YOUR GOAL — All of the records below need to be copied exactly.
** start of SOURCE RECORDS **
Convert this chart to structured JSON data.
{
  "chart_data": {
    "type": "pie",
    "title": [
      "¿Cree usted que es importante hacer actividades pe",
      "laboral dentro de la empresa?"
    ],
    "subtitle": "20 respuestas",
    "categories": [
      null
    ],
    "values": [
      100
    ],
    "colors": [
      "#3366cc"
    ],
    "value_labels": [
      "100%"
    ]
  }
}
** end of SOURCE RECORDS **
RESULT OF THE TASK —
Convert this chart to structured JSON data.
{
  "chart_data": {
    "type": "pie",
    "title": [
      "¿Cree usted que es importante hacer actividades pe",
      "laboral dentro de la empresa?"
    ],
    "subtitle": "20 respuestas",
    "categories": [
      null
    ],
    "values": [
      100
    ],
    "colors": [
      "#3366cc"
    ],
    "value_labels": [
      "100%"
    ]
  }
}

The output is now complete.